# OBJECTIVE
Collect all lines from the records below that include the word "Ctrl".

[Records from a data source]

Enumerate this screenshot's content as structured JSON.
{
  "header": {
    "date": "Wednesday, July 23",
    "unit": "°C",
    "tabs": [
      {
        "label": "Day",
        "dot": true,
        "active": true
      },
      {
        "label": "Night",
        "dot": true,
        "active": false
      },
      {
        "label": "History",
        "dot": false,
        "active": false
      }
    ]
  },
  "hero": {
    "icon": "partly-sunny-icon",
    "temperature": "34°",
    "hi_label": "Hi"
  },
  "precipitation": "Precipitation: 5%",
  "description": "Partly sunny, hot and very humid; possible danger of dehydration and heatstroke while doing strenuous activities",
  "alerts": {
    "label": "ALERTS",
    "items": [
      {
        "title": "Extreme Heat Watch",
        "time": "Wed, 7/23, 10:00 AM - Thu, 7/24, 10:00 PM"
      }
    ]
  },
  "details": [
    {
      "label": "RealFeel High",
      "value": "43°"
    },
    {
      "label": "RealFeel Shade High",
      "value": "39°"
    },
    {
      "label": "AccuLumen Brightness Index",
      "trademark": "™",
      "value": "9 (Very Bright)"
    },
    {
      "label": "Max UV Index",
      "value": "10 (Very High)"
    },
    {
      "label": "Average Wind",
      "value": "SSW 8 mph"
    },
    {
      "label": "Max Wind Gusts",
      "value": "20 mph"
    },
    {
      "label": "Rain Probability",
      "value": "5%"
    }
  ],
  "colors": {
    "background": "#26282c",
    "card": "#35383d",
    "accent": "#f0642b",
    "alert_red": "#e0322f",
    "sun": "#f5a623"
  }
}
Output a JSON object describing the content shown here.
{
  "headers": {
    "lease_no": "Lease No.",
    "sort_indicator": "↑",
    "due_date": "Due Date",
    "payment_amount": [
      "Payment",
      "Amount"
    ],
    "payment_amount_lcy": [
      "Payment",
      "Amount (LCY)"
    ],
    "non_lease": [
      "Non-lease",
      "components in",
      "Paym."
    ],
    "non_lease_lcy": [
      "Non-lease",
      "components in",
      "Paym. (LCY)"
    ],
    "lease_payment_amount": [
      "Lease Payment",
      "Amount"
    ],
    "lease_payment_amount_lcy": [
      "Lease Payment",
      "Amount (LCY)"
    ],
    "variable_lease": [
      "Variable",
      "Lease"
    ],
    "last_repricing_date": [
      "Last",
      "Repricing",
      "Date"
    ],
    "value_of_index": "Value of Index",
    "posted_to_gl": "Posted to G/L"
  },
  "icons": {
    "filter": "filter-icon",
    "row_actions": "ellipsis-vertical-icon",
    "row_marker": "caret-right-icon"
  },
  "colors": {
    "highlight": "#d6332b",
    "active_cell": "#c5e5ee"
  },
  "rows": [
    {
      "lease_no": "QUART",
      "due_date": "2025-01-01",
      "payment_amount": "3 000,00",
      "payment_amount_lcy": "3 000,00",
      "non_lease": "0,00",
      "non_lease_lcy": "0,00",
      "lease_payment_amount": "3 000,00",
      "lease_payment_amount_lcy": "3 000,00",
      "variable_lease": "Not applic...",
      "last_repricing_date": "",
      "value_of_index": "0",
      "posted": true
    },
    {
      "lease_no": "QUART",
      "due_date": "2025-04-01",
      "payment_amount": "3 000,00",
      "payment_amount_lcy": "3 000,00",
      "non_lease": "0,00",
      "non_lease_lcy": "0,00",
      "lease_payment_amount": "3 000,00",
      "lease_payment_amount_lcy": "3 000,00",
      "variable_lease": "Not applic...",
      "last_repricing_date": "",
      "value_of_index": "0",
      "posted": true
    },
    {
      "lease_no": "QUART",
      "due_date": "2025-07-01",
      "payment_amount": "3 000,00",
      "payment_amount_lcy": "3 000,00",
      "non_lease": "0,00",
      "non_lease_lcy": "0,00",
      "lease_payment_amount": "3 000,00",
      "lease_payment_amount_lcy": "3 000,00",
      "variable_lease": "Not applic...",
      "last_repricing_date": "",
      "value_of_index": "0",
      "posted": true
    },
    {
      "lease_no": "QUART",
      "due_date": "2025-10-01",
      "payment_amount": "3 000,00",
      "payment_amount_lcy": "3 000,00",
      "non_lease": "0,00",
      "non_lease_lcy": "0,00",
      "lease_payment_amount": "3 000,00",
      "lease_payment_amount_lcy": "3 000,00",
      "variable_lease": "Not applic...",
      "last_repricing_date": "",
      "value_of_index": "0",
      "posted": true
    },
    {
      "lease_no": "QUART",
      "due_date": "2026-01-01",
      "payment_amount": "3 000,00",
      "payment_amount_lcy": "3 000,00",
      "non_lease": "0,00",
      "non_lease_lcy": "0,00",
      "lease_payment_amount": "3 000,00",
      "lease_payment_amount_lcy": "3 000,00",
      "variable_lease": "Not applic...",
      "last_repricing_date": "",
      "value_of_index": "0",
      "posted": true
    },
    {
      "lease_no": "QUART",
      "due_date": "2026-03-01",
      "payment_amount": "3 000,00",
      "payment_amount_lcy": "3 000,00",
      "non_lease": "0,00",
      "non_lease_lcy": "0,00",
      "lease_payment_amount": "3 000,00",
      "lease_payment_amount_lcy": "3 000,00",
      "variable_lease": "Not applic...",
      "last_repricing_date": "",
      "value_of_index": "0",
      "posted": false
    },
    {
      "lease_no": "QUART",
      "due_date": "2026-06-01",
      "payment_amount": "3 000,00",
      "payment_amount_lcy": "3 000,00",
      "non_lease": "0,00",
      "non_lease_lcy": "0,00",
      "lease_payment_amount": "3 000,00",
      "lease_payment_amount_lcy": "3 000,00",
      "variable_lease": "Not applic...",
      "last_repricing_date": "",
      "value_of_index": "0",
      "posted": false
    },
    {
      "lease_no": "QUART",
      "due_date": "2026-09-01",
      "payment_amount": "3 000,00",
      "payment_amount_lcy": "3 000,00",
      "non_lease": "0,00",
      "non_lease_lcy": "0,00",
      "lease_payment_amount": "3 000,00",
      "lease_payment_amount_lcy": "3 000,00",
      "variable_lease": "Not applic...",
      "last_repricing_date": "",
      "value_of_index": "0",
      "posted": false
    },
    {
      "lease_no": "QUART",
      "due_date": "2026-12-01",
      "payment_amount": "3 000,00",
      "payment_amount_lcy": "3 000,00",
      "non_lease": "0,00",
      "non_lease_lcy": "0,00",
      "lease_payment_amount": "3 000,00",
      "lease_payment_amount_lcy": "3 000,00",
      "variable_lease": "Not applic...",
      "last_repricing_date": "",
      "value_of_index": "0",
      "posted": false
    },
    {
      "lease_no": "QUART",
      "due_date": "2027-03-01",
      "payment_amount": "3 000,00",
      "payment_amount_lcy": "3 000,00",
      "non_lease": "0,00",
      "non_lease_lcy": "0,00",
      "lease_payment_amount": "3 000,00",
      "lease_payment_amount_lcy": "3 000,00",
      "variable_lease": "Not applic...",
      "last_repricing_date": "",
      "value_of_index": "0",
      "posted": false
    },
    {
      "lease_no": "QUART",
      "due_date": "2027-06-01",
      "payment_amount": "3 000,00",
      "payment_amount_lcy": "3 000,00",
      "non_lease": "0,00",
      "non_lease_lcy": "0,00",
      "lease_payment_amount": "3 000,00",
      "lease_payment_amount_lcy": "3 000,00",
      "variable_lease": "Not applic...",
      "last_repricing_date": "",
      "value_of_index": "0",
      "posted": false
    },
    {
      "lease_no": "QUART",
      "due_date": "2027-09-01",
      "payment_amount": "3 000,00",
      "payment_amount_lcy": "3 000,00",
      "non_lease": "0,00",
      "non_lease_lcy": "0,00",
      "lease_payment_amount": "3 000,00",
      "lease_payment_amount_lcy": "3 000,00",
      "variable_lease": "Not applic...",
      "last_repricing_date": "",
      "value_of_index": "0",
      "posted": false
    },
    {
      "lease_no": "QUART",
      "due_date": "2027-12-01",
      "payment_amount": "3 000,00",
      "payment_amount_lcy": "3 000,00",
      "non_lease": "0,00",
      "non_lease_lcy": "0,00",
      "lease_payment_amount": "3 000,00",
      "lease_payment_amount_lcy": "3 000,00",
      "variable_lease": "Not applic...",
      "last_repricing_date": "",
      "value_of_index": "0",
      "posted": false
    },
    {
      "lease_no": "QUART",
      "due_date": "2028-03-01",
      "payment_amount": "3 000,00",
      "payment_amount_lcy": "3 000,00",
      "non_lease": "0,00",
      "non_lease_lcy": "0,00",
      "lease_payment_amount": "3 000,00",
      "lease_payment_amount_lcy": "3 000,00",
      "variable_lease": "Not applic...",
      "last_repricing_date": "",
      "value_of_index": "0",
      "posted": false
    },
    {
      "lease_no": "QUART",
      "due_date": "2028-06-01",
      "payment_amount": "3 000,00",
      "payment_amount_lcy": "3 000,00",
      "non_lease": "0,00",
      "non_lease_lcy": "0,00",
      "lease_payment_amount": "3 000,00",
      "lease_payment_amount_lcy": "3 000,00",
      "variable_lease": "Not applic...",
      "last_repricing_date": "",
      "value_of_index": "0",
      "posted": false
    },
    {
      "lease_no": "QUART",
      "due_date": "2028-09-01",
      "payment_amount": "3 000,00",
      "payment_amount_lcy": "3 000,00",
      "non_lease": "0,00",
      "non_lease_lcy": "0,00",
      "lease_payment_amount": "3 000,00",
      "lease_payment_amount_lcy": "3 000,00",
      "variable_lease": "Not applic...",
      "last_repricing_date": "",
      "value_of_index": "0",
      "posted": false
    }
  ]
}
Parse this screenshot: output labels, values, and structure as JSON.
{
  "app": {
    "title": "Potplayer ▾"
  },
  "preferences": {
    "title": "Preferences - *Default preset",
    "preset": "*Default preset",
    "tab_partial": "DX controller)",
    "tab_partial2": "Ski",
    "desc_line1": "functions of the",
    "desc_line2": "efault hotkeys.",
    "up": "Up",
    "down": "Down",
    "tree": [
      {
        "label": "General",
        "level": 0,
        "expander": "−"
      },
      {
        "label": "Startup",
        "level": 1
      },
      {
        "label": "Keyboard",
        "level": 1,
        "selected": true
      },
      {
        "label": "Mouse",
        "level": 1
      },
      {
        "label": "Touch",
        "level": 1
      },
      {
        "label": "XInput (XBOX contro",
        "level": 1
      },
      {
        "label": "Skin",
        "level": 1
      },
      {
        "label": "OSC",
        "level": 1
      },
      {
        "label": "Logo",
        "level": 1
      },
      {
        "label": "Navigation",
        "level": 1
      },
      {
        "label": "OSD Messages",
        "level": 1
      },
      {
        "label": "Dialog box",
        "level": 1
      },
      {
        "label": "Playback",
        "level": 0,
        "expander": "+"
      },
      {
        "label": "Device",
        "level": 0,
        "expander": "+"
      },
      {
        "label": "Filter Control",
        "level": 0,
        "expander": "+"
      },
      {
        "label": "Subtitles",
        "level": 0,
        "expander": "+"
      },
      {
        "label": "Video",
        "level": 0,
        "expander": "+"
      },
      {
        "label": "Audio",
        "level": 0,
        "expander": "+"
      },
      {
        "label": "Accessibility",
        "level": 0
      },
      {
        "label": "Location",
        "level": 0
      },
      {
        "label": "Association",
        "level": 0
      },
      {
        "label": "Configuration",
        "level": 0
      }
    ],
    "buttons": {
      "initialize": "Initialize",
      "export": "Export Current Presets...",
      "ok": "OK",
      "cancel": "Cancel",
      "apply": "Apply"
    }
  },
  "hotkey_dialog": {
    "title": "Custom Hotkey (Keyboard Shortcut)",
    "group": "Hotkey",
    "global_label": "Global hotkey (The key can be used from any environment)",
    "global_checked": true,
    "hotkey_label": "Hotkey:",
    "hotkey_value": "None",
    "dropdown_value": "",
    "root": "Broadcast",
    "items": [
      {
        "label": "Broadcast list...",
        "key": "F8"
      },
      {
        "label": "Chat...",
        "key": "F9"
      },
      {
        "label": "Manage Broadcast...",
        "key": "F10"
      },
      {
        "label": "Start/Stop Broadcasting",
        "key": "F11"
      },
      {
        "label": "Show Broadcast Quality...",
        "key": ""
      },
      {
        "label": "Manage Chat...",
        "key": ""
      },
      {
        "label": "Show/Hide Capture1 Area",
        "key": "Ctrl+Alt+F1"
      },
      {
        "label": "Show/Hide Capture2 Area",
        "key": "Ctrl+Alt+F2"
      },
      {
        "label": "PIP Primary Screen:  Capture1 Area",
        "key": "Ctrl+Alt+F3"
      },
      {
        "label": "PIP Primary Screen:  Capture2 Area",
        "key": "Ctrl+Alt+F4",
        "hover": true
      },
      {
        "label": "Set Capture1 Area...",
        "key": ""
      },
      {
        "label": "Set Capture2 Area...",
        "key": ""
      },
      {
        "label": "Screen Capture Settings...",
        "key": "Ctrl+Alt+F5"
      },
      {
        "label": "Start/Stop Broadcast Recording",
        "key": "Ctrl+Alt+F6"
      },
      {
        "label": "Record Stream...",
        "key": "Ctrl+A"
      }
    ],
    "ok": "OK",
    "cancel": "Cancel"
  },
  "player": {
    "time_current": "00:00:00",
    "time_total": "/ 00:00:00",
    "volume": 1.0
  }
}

# WRITTEN SOLUTION
        "key": "Ctrl+Alt+F1"
        "key": "Ctrl+Alt+F2"
        "key": "Ctrl+Alt+F3"
        "key": "Ctrl+Alt+F4",
        "key": "Ctrl+Alt+F5"
        "key": "Ctrl+Alt+F6"
        "key": "Ctrl+A"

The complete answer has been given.